Copy all lines of the listing that include the string "Glow".

— Begin Data in this exercise —

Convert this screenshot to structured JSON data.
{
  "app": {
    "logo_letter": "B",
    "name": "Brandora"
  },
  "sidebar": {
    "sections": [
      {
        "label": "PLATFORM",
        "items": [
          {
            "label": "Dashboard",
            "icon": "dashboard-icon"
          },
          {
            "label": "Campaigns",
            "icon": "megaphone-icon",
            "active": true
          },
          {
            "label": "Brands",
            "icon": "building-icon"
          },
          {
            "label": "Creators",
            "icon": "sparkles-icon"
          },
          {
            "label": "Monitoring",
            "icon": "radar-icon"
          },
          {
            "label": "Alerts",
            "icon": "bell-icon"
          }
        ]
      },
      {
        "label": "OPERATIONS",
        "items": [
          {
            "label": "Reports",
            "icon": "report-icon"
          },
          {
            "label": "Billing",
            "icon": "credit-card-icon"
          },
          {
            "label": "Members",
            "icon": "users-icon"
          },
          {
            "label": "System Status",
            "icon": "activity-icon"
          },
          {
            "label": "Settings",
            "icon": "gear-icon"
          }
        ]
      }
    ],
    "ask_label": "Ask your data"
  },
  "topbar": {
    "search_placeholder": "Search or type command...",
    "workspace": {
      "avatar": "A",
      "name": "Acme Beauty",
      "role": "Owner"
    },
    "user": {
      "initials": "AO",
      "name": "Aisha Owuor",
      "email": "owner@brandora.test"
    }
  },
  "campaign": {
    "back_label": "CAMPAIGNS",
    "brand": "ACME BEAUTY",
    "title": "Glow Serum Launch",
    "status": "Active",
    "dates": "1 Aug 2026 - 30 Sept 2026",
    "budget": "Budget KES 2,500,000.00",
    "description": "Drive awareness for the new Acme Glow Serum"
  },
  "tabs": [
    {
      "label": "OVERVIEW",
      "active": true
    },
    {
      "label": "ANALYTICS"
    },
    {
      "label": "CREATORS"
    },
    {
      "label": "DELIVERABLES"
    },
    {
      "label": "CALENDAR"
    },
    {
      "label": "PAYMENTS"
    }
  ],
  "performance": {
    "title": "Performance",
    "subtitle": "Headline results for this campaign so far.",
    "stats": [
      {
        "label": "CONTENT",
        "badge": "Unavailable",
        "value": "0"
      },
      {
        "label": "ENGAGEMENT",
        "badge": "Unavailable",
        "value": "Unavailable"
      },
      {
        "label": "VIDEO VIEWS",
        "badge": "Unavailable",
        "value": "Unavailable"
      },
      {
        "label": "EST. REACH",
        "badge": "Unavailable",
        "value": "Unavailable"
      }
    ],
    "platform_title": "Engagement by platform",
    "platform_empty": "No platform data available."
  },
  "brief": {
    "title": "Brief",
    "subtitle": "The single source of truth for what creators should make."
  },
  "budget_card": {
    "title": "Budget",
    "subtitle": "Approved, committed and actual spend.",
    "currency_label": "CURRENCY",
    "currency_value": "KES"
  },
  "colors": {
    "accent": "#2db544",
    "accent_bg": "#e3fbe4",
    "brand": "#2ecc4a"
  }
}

— End Data in this exercise —

Finished answer:
    "title": "Glow Serum Launch",
    "description": "Drive awareness for the new Acme Glow Serum"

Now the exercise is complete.